[Exercise]
What follows is a listing; restate every line of it word for word.

** BEGIN Exercise materials **

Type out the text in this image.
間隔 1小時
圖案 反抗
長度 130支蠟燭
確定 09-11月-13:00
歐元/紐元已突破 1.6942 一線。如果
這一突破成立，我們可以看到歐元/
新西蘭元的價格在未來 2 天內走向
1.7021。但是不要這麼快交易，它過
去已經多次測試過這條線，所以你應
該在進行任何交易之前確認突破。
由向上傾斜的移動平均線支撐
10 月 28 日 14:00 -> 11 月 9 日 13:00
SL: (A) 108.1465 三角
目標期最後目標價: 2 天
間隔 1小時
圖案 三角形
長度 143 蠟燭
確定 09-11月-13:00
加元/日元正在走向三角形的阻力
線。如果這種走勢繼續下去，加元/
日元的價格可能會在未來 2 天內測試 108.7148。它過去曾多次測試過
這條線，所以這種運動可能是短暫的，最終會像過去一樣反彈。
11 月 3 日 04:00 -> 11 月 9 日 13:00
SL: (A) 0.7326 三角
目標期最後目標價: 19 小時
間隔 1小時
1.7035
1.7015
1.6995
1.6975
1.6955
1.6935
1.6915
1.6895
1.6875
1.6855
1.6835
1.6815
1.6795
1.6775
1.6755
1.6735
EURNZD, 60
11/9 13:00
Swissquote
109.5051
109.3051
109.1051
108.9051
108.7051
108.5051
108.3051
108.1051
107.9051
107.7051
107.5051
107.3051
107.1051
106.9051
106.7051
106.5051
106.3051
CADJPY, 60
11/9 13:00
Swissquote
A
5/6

** END Exercise materials **

[Response to the exercise]
Type out the text in this image.
間隔 1小時
圖案 反抗
長度 130支蠟燭
確定 09-11月-13:00
歐元/紐元已突破 1.6942 一線。如果
這一突破成立，我們可以看到歐元/
新西蘭元的價格在未來 2 天內走向
1.7021。但是不要這麼快交易，它過
去已經多次測試過這條線，所以你應
該在進行任何交易之前確認突破。
由向上傾斜的移動平均線支撐
10 月 28 日 14:00 -> 11 月 9 日 13:00
SL: (A) 108.1465 三角
目標期最後目標價: 2 天
間隔 1小時
圖案 三角形
長度 143 蠟燭
確定 09-11月-13:00
加元/日元正在走向三角形的阻力
線。如果這種走勢繼續下去，加元/
日元的價格可能會在未來 2 天內測試 108.7148。它過去曾多次測試過
這條線，所以這種運動可能是短暫的，最終會像過去一樣反彈。
11 月 3 日 04:00 -> 11 月 9 日 13:00
SL: (A) 0.7326 三角
目標期最後目標價: 19 小時
間隔 1小時
1.7035
1.7015
1.6995
1.6975
1.6955
1.6935
1.6915
1.6895
1.6875
1.6855
1.6835
1.6815
1.6795
1.6775
1.6755
1.6735
EURNZD, 60
11/9 13:00
Swissquote
109.5051
109.3051
109.1051
108.9051
108.7051
108.5051
108.3051
108.1051
107.9051
107.7051
107.5051
107.3051
107.1051
106.9051
106.7051
106.5051
106.3051
CADJPY, 60
11/9 13:00
Swissquote
A
5/6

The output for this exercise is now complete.